* **Task to complete**
In the material below, find every line with "this" and pull it out.

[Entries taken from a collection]
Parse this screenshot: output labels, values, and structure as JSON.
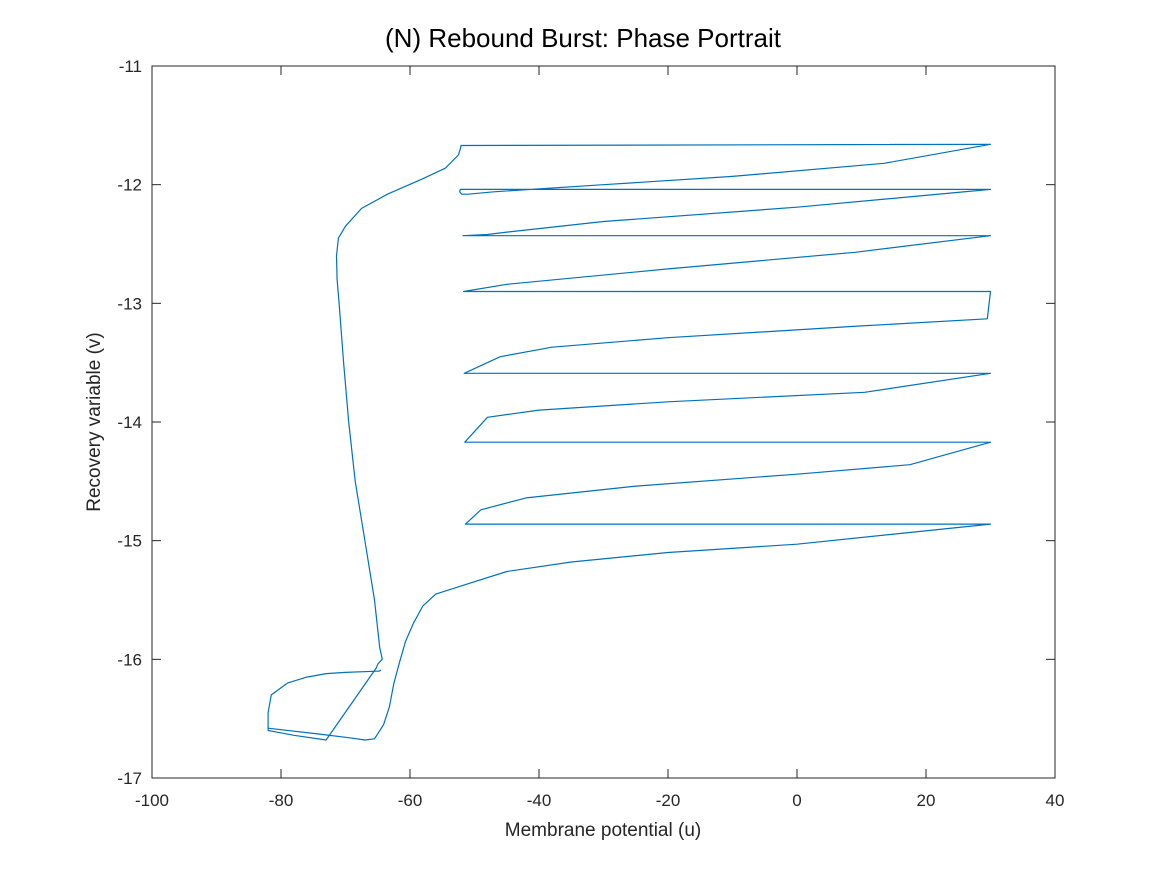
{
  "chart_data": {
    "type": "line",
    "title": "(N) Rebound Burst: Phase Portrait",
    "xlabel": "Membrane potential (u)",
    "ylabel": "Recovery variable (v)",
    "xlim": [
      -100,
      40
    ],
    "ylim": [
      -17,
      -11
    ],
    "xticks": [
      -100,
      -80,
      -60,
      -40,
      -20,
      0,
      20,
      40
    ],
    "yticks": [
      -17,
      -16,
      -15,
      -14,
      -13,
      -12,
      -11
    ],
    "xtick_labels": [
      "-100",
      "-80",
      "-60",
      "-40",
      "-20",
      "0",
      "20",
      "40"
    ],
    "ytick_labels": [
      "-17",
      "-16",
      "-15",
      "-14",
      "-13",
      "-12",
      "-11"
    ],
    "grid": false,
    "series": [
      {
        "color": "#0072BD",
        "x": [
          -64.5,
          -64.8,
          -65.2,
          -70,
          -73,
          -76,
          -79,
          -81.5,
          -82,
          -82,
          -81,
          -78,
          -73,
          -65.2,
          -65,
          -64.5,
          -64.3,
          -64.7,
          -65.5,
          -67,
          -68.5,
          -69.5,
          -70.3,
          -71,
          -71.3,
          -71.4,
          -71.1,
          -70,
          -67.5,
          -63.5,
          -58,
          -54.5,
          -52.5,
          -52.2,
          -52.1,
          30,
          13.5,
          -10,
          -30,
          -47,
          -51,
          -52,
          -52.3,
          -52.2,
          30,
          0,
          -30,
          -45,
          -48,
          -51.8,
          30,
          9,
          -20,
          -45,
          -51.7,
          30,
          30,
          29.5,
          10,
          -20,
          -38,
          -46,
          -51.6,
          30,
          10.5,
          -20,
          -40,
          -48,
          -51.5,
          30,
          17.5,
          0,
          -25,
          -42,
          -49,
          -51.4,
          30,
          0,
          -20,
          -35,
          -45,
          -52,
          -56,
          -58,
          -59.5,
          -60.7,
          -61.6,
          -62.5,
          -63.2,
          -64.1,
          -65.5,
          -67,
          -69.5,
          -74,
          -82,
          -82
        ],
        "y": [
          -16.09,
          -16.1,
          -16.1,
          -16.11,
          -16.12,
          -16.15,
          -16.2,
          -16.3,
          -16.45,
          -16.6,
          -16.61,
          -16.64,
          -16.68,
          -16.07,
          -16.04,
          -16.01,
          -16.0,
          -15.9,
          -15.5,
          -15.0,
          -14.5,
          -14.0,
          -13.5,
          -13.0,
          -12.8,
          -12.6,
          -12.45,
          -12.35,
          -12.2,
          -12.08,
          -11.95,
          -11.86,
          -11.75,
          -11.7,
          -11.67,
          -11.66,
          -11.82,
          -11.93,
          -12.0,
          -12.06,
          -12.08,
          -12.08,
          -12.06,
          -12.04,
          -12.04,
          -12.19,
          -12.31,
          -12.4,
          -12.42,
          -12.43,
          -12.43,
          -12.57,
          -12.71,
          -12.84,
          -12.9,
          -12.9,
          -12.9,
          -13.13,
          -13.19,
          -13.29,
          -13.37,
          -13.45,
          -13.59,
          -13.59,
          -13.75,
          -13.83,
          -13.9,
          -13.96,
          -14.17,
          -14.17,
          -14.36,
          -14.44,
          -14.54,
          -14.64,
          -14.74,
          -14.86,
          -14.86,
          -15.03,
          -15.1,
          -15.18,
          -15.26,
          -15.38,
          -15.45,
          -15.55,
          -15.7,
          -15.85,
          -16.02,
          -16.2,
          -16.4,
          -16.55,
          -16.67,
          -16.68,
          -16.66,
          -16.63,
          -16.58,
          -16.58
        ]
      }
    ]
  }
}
...
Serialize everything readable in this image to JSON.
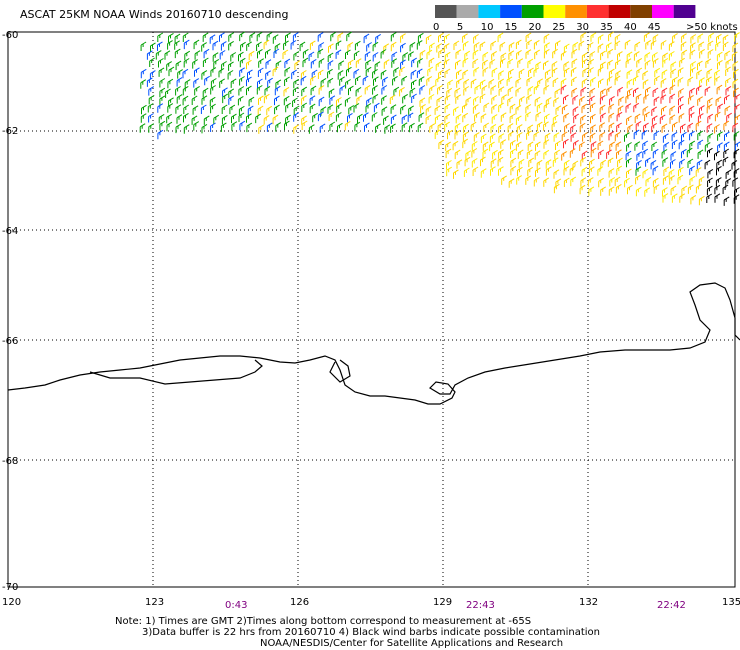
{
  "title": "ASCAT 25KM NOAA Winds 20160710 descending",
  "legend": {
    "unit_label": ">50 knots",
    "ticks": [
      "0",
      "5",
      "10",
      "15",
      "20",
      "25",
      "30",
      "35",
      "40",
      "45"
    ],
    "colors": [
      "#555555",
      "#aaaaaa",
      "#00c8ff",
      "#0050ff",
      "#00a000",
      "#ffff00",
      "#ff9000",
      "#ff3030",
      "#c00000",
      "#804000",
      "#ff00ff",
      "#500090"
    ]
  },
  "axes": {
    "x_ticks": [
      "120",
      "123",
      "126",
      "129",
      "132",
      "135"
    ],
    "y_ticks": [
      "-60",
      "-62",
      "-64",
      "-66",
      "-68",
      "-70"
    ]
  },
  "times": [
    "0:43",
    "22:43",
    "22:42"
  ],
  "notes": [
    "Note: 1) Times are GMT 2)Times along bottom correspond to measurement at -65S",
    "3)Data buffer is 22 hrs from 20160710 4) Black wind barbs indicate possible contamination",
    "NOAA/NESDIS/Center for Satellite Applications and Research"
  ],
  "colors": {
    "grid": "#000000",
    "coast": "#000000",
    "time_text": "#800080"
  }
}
...
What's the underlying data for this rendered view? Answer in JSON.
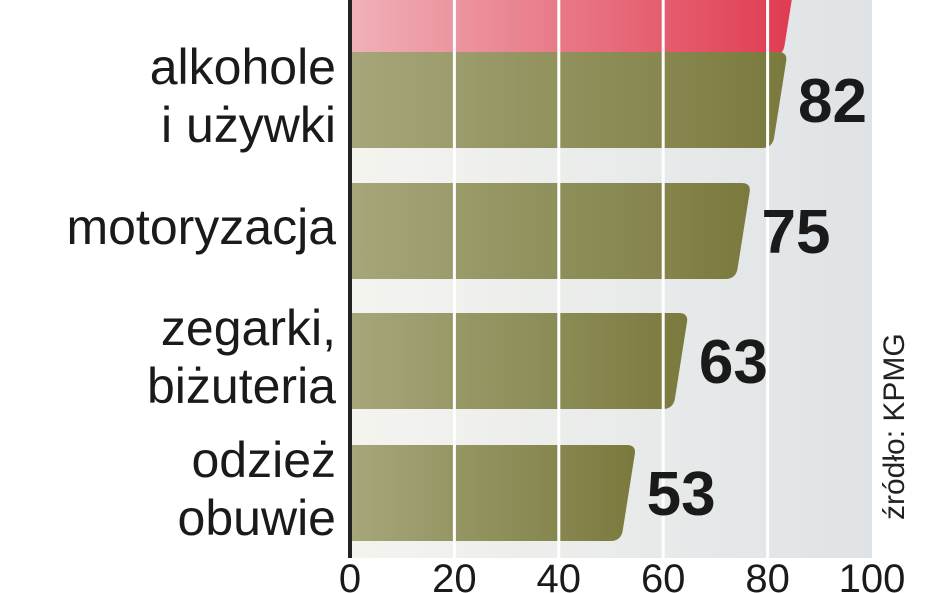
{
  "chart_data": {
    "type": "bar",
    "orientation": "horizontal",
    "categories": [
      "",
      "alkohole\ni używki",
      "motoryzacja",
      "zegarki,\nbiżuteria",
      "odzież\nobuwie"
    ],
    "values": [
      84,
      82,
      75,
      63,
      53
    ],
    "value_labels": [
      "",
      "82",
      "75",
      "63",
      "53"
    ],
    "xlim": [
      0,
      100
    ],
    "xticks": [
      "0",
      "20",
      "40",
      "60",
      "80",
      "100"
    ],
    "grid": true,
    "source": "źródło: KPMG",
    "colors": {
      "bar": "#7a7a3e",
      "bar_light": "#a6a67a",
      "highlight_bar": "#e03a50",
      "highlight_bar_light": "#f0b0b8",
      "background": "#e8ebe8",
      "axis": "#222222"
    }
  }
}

* **Response to the task**
Parse this screenshot: output labels, values, and structure as JSON.
Serialize everything readable in this image to JSON.
What's the underlying data for this rendered view? Answer in JSON.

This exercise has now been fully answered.